Copy every line of the data in which the word "false" occurs.

>> Begin Data for this task

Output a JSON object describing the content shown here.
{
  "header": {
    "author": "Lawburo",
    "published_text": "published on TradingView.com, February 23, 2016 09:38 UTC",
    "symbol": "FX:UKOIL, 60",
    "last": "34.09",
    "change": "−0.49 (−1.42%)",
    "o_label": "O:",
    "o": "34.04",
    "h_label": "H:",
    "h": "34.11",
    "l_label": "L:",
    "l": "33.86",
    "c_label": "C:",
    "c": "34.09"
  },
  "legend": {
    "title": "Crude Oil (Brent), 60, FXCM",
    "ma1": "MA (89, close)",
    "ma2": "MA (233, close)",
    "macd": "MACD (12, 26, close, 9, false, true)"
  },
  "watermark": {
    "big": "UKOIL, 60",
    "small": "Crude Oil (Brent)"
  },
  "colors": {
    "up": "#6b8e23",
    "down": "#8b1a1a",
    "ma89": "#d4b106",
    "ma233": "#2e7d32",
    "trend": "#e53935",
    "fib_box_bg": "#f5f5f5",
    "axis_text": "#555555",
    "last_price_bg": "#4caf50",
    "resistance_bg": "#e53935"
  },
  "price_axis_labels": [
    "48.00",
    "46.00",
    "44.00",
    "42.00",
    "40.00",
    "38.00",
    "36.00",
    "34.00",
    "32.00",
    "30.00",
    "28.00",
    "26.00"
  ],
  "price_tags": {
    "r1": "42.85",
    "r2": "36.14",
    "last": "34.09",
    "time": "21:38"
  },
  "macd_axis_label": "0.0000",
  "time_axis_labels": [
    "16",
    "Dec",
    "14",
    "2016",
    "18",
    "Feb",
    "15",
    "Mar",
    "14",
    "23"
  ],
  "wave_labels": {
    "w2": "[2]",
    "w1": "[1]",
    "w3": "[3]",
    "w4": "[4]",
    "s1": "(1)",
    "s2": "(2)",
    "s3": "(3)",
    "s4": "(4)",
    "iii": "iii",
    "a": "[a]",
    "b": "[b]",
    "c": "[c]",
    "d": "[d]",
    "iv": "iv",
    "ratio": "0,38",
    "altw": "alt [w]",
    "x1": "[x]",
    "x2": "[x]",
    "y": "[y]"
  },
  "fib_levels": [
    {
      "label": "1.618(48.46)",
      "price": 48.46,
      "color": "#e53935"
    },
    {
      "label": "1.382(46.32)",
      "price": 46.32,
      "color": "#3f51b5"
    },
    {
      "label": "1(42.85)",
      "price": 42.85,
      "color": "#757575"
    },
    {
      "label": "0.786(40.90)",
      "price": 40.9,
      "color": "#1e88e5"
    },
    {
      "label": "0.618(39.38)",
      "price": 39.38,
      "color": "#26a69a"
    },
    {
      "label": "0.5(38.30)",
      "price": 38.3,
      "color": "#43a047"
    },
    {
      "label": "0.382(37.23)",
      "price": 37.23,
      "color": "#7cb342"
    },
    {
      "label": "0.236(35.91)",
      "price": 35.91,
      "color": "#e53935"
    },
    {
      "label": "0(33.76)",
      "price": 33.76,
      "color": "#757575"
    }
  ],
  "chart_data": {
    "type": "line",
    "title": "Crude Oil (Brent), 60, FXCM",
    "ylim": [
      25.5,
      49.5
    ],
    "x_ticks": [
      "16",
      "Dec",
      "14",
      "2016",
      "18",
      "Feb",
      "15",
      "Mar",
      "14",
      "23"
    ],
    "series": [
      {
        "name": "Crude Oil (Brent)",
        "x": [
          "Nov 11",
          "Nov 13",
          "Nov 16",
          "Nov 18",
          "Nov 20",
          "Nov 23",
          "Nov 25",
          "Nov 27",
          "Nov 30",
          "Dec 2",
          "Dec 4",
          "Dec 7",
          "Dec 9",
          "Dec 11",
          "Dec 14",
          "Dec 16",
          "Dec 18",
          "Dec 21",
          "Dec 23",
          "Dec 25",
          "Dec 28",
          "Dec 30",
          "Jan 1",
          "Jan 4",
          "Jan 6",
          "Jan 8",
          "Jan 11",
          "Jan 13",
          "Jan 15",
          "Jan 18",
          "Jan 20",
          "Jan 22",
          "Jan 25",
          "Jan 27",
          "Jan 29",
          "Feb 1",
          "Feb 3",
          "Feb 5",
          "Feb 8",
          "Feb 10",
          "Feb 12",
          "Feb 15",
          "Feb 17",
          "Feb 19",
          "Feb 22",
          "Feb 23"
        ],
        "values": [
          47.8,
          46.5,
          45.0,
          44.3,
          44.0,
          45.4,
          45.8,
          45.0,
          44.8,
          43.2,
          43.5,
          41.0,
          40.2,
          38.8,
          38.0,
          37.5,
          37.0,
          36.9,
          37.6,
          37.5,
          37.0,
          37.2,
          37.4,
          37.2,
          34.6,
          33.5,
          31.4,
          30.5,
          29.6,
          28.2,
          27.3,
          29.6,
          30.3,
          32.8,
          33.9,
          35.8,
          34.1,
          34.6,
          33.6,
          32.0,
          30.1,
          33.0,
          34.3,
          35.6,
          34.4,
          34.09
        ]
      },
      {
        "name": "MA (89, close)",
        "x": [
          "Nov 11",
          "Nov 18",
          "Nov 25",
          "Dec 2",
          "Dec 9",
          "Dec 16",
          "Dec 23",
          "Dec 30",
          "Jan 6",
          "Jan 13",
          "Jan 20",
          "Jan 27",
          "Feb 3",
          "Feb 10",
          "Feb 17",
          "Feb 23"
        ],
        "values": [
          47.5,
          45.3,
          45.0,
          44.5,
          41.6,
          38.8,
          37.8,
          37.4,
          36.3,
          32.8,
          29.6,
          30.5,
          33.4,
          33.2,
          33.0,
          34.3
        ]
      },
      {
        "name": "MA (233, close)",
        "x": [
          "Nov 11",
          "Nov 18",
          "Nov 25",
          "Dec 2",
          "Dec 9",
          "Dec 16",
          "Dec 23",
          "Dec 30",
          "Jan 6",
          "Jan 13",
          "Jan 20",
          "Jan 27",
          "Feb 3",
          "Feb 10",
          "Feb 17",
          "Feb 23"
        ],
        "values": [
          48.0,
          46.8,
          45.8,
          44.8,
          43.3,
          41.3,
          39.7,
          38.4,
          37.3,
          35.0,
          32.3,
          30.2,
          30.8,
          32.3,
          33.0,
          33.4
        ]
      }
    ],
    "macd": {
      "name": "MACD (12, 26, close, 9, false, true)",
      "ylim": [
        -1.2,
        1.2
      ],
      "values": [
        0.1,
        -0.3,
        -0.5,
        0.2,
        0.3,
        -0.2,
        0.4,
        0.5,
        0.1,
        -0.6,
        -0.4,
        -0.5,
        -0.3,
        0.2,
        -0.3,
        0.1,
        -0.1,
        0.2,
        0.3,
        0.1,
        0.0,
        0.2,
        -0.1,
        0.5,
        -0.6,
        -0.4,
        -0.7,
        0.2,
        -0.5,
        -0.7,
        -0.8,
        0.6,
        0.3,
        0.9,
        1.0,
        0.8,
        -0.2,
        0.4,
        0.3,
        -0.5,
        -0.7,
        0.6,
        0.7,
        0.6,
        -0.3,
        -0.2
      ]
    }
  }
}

>> End Data for this task

■ **Task answer**:
    "macd": "MACD (12, 26, close, 9, false, true)"
      "name": "MACD (12, 26, close, 9, false, true)",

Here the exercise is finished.